[Begin]

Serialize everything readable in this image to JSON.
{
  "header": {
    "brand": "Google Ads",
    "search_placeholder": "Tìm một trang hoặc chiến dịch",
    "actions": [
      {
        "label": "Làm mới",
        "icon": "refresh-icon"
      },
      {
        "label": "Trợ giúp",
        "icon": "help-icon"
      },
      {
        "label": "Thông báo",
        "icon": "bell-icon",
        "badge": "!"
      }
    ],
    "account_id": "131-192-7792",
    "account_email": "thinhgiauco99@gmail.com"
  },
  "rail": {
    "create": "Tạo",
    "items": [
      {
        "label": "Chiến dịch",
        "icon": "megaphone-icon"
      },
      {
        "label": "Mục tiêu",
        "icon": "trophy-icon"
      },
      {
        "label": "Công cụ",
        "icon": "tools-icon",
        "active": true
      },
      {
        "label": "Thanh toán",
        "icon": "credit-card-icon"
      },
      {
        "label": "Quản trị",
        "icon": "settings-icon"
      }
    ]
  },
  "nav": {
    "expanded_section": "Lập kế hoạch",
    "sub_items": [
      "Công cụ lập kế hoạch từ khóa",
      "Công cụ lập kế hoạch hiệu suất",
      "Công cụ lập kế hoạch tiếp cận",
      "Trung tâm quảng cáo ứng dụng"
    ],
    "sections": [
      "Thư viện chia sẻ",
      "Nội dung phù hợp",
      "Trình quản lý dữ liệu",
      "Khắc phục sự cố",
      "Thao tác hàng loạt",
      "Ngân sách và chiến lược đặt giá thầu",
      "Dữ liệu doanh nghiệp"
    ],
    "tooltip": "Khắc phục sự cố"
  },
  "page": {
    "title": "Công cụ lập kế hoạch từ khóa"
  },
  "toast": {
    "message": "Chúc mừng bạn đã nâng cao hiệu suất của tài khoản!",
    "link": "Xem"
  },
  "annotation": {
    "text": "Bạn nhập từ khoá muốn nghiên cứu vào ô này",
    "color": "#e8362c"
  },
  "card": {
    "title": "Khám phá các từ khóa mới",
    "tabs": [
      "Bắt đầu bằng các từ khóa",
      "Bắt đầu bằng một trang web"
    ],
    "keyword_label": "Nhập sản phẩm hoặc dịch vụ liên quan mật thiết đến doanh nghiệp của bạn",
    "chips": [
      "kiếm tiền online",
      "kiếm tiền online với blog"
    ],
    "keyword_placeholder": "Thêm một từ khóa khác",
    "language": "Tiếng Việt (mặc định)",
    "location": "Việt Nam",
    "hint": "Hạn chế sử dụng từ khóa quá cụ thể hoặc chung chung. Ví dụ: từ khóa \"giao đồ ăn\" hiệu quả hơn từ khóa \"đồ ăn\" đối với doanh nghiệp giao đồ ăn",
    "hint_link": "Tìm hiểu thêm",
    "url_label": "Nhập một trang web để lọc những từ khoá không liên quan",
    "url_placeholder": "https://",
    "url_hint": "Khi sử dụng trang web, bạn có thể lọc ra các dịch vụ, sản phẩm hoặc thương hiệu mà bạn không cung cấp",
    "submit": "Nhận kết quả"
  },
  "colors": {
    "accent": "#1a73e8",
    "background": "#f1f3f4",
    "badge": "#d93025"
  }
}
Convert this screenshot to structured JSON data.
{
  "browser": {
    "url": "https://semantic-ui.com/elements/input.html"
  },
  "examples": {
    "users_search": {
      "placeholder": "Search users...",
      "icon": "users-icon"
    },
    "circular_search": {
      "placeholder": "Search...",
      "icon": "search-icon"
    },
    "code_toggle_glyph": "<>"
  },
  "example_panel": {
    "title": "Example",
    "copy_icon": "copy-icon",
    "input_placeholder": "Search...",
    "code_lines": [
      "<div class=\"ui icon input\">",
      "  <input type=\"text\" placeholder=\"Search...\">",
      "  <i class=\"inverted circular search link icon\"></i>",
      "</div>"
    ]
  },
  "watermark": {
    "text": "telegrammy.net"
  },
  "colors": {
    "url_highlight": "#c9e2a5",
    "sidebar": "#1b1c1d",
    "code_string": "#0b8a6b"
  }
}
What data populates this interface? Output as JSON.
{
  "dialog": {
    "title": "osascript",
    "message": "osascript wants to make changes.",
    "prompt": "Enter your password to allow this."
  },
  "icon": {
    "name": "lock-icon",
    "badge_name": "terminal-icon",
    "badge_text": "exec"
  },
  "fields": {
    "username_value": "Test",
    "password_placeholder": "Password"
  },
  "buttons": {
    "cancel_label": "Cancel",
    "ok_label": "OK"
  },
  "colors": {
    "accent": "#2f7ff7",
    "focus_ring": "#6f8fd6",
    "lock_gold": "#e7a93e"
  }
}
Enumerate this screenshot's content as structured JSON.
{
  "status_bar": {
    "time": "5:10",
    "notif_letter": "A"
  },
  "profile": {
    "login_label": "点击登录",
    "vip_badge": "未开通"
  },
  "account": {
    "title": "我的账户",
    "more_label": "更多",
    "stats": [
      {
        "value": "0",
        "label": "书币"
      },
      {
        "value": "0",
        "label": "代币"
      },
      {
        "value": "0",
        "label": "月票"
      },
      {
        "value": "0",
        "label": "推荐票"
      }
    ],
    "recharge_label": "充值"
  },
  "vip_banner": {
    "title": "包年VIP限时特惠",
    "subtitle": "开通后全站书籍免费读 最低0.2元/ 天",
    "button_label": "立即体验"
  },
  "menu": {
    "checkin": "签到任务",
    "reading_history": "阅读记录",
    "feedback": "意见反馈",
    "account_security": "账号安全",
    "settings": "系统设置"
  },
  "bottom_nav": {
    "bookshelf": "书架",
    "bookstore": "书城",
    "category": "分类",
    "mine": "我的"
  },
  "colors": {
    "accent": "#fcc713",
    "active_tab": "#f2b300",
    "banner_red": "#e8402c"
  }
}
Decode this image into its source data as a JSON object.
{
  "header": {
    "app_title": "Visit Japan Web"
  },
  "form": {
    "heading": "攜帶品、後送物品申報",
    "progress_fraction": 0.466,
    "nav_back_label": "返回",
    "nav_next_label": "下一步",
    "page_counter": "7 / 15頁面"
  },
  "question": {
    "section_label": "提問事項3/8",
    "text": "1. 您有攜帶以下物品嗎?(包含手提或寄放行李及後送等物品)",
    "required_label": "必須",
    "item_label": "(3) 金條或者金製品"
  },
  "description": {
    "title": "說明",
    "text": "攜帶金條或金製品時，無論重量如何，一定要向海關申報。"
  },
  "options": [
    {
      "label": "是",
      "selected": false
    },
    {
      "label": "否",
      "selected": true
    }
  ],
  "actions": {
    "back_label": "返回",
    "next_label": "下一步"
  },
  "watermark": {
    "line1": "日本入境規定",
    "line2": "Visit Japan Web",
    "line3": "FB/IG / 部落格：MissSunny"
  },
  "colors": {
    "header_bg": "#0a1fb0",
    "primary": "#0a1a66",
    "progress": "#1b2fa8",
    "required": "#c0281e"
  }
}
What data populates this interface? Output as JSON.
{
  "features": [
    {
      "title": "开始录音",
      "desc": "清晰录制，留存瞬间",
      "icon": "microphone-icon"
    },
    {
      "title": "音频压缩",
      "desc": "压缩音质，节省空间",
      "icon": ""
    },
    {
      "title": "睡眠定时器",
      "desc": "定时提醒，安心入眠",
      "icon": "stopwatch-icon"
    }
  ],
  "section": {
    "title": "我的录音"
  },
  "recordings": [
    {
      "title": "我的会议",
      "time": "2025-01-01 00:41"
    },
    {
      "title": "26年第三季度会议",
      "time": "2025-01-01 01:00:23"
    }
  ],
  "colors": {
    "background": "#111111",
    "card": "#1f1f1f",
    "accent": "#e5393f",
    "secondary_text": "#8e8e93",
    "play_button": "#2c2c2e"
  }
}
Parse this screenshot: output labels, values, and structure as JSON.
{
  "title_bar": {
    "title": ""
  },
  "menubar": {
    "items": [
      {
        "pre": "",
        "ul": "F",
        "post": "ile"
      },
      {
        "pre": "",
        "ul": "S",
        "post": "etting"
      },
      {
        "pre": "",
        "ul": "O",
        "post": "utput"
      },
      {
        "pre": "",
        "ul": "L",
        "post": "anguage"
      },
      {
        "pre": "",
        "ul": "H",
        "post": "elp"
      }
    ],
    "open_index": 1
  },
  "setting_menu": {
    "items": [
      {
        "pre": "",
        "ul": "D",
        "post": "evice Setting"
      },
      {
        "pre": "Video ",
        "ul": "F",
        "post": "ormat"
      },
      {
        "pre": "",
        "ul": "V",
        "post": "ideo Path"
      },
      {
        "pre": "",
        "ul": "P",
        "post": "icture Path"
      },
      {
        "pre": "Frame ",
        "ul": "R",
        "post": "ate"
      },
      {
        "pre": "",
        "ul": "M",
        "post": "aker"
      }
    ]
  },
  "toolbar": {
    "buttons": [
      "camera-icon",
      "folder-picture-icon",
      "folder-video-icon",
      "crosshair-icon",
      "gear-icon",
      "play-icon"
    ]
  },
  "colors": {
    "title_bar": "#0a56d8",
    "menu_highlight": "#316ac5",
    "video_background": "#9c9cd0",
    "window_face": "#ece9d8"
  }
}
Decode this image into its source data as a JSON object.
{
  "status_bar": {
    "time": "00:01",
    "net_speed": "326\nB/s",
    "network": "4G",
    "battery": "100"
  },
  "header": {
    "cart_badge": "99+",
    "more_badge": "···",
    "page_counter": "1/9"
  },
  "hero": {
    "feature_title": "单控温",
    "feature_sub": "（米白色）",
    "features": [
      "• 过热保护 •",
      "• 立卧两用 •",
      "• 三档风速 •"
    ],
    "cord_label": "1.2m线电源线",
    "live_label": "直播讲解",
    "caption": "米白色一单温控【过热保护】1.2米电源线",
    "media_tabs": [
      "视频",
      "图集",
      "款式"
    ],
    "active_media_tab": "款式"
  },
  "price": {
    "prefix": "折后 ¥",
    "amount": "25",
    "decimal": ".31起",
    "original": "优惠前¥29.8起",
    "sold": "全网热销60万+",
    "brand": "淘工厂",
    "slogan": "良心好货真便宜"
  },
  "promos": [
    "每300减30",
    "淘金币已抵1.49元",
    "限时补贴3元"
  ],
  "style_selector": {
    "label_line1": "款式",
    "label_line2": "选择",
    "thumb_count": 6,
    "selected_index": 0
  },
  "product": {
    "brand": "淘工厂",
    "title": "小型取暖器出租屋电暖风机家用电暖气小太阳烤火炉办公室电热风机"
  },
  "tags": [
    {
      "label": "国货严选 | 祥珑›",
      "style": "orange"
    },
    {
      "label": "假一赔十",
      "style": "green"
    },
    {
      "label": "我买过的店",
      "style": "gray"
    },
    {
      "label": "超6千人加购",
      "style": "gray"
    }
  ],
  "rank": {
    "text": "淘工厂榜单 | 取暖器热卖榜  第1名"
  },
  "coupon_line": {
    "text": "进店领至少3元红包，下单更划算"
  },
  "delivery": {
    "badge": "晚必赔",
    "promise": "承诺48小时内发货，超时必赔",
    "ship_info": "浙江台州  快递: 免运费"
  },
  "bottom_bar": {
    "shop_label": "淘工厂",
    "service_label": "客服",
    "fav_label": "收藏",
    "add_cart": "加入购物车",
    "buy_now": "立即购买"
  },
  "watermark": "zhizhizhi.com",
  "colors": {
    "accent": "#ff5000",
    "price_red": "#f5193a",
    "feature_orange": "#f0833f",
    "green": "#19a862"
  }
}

[End]

◆ PROBLEM DETAILS ◆
Using the records above, select and copy every line that has the word "osascript".

◆ RESPONSE TO THE TASK ◆
    "title": "osascript",
    "message": "osascript wants to make changes.",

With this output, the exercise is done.